### What you are asked to do
Present every line in which the string "JSON" appears.

────────────────────

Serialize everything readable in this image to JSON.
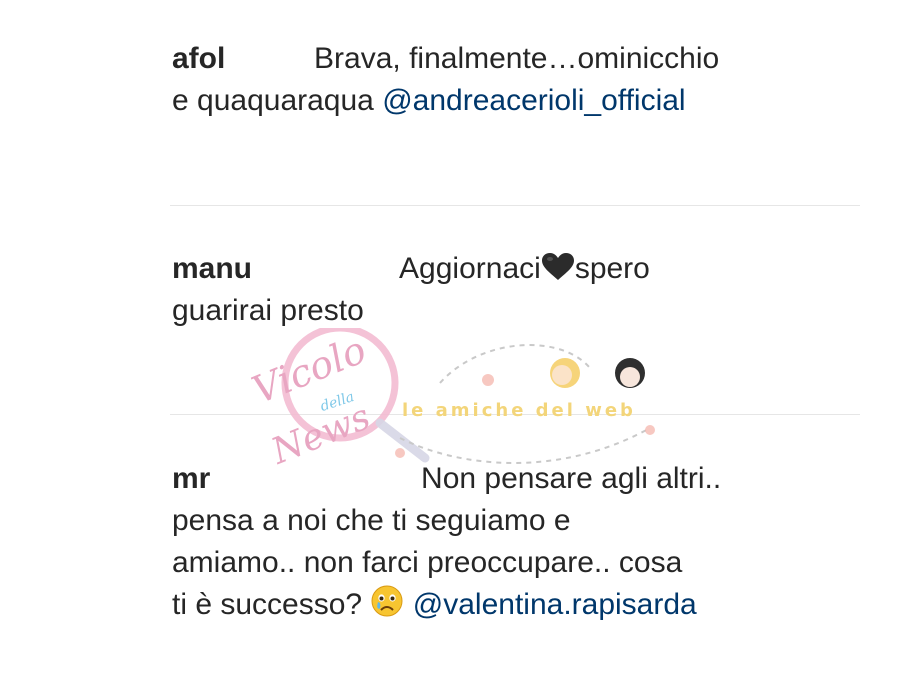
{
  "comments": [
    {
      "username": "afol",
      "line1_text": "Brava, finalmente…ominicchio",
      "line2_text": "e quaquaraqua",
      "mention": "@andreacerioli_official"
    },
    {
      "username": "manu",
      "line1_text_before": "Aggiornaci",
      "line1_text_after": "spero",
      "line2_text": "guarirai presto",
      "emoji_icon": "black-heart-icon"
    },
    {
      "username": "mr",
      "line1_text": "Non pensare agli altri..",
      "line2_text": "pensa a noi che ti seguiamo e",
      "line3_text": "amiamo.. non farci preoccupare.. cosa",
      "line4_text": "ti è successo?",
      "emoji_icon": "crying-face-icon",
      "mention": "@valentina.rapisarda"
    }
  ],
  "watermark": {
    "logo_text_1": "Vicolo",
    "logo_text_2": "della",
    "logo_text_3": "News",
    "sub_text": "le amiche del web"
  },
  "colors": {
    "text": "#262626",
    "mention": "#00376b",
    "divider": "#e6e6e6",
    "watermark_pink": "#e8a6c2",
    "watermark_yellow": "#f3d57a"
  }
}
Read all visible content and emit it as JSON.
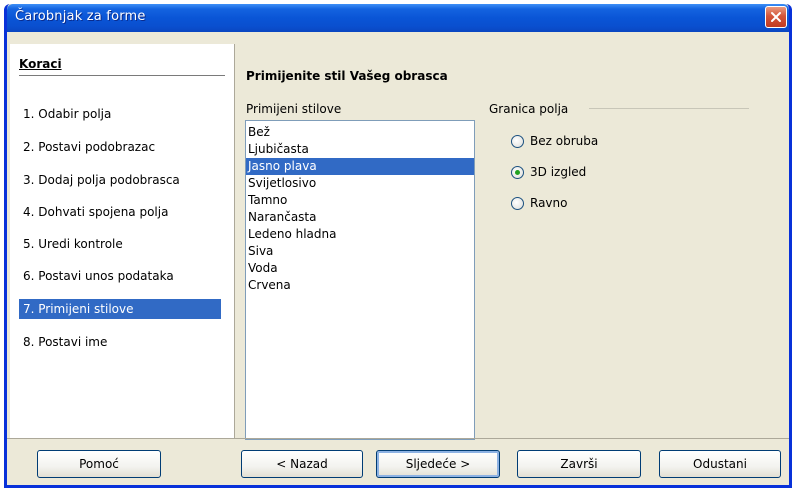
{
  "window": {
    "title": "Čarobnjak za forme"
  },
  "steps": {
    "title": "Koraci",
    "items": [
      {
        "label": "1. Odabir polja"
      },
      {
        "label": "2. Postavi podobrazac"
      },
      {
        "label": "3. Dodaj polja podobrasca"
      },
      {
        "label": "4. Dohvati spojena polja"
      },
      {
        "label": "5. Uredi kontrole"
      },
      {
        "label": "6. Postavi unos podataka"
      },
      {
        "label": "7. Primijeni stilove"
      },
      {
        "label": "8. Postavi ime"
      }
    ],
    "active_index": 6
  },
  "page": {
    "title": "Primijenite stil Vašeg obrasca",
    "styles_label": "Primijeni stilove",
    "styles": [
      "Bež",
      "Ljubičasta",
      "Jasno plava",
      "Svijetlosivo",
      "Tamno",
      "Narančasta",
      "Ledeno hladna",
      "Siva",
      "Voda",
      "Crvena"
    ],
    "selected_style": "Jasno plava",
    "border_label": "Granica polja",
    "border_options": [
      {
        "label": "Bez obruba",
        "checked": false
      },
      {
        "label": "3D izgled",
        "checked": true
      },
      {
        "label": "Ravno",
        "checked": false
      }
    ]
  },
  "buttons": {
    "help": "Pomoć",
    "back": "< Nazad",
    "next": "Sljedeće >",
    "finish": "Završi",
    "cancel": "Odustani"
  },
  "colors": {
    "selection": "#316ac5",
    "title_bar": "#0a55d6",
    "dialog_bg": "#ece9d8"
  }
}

────────────────────

### Exercise response
Serialize everything readable in this image to JSON.
Read all visible content and emit it as JSON.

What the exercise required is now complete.